Short exercise
Write out every line of the material as it stands, apart from the pictures.
--- Start of Data ---
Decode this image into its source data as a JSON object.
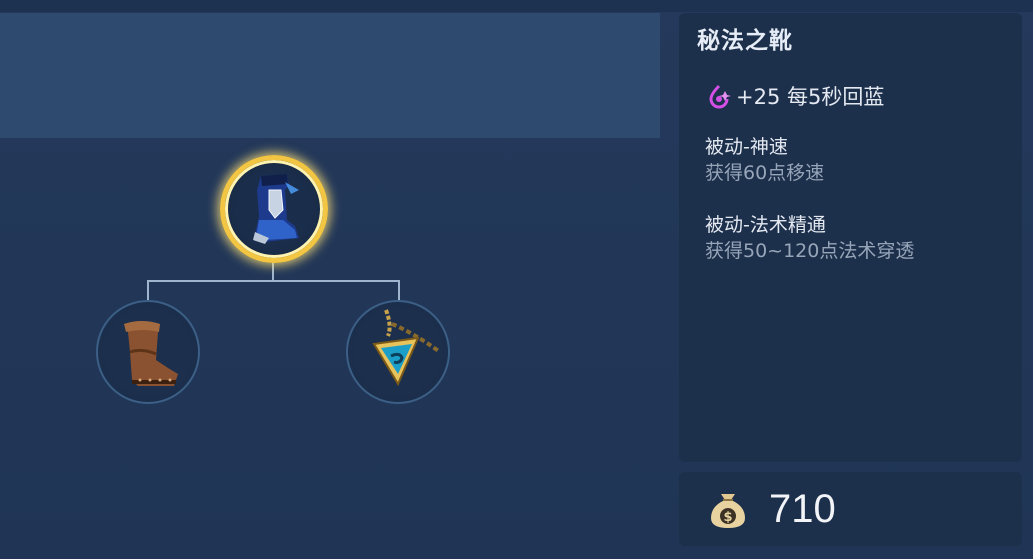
{
  "item": {
    "name": "秘法之靴",
    "stat": "+25 每5秒回蓝",
    "passives": [
      {
        "name": "被动-神速",
        "desc": "获得60点移速"
      },
      {
        "name": "被动-法术精通",
        "desc": "获得50~120点法术穿透"
      }
    ],
    "price": "710"
  },
  "tree": {
    "main": "magic-boots-icon",
    "components": [
      "leather-boots-icon",
      "amulet-icon"
    ]
  },
  "colors": {
    "highlight": "#f2c542",
    "mana_icon": "#d44fe6",
    "panel": "#1c2f4b",
    "background": "#24395b"
  }
}
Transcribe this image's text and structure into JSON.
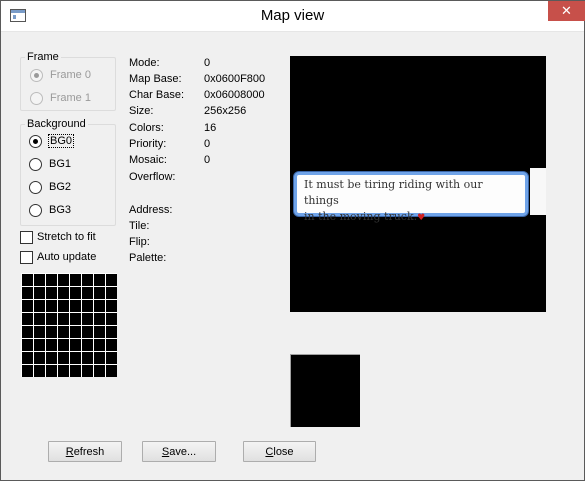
{
  "window": {
    "title": "Map view",
    "close_glyph": "✕"
  },
  "frame": {
    "legend": "Frame",
    "options": [
      {
        "label": "Frame 0",
        "checked": true,
        "enabled": false
      },
      {
        "label": "Frame 1",
        "checked": false,
        "enabled": false
      }
    ]
  },
  "background": {
    "legend": "Background",
    "options": [
      {
        "label": "BG0",
        "checked": true
      },
      {
        "label": "BG1",
        "checked": false
      },
      {
        "label": "BG2",
        "checked": false
      },
      {
        "label": "BG3",
        "checked": false
      }
    ]
  },
  "checkboxes": {
    "stretch": {
      "label": "Stretch to fit",
      "checked": false
    },
    "auto_update": {
      "label": "Auto update",
      "checked": false
    }
  },
  "info": {
    "rows": [
      {
        "label": "Mode:",
        "value": "0"
      },
      {
        "label": "Map Base:",
        "value": "0x0600F800"
      },
      {
        "label": "Char Base:",
        "value": "0x06008000"
      },
      {
        "label": "Size:",
        "value": "256x256"
      },
      {
        "label": "Colors:",
        "value": "16"
      },
      {
        "label": "Priority:",
        "value": "0"
      },
      {
        "label": "Mosaic:",
        "value": "0"
      },
      {
        "label": "Overflow:",
        "value": ""
      }
    ],
    "tile_rows": [
      {
        "label": "Address:",
        "value": ""
      },
      {
        "label": "Tile:",
        "value": ""
      },
      {
        "label": "Flip:",
        "value": ""
      },
      {
        "label": "Palette:",
        "value": ""
      }
    ]
  },
  "map": {
    "dialog_line1": "It must be tiring riding with our things",
    "dialog_line2": "in the moving truck.",
    "dialog_end_glyph": "♥"
  },
  "buttons": {
    "refresh": {
      "mnemonic": "R",
      "rest": "efresh"
    },
    "save": {
      "mnemonic": "S",
      "rest": "ave..."
    },
    "close": {
      "mnemonic": "C",
      "rest": "lose"
    }
  },
  "colors": {
    "accent": "#6fa3e8",
    "close_button": "#c7504a"
  }
}
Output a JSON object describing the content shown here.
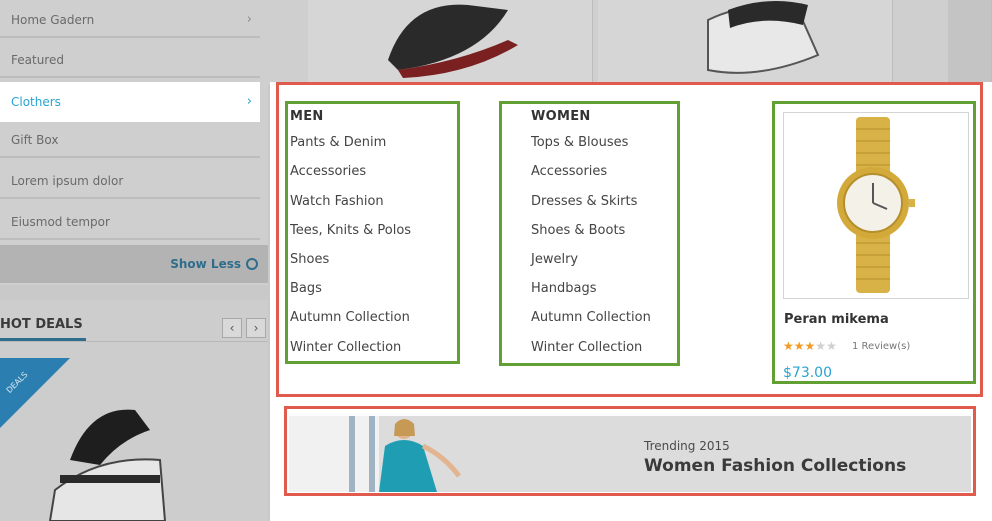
--- End of Data ---
Final result
Decode this image into its source data as a JSON object.
{
  "item": {
    "name": "秘法之靴",
    "stat": "+25 每5秒回蓝",
    "passives": [
      {
        "name": "被动-神速",
        "desc": "获得60点移速"
      },
      {
        "name": "被动-法术精通",
        "desc": "获得50~120点法术穿透"
      }
    ],
    "price": "710"
  },
  "tree": {
    "main": "magic-boots-icon",
    "components": [
      "leather-boots-icon",
      "amulet-icon"
    ]
  },
  "colors": {
    "highlight": "#f2c542",
    "mana_icon": "#d44fe6",
    "panel": "#1c2f4b",
    "background": "#24395b"
  }
}
Transcribe this image's text and structure into JSON.
{
  "window": {
    "title": "Map view",
    "close_glyph": "✕"
  },
  "frame": {
    "legend": "Frame",
    "options": [
      {
        "label": "Frame 0",
        "checked": true,
        "enabled": false
      },
      {
        "label": "Frame 1",
        "checked": false,
        "enabled": false
      }
    ]
  },
  "background": {
    "legend": "Background",
    "options": [
      {
        "label": "BG0",
        "checked": true
      },
      {
        "label": "BG1",
        "checked": false
      },
      {
        "label": "BG2",
        "checked": false
      },
      {
        "label": "BG3",
        "checked": false
      }
    ]
  },
  "checkboxes": {
    "stretch": {
      "label": "Stretch to fit",
      "checked": false
    },
    "auto_update": {
      "label": "Auto update",
      "checked": false
    }
  },
  "info": {
    "rows": [
      {
        "label": "Mode:",
        "value": "0"
      },
      {
        "label": "Map Base:",
        "value": "0x0600F800"
      },
      {
        "label": "Char Base:",
        "value": "0x06008000"
      },
      {
        "label": "Size:",
        "value": "256x256"
      },
      {
        "label": "Colors:",
        "value": "16"
      },
      {
        "label": "Priority:",
        "value": "0"
      },
      {
        "label": "Mosaic:",
        "value": "0"
      },
      {
        "label": "Overflow:",
        "value": ""
      }
    ],
    "tile_rows": [
      {
        "label": "Address:",
        "value": ""
      },
      {
        "label": "Tile:",
        "value": ""
      },
      {
        "label": "Flip:",
        "value": ""
      },
      {
        "label": "Palette:",
        "value": ""
      }
    ]
  },
  "map": {
    "dialog_line1": "It must be tiring riding with our things",
    "dialog_line2": "in the moving truck.",
    "dialog_end_glyph": "♥"
  },
  "buttons": {
    "refresh": {
      "mnemonic": "R",
      "rest": "efresh"
    },
    "save": {
      "mnemonic": "S",
      "rest": "ave..."
    },
    "close": {
      "mnemonic": "C",
      "rest": "lose"
    }
  },
  "colors": {
    "accent": "#6fa3e8",
    "close_button": "#c7504a"
  }
}
Output a JSON object describing the content shown here.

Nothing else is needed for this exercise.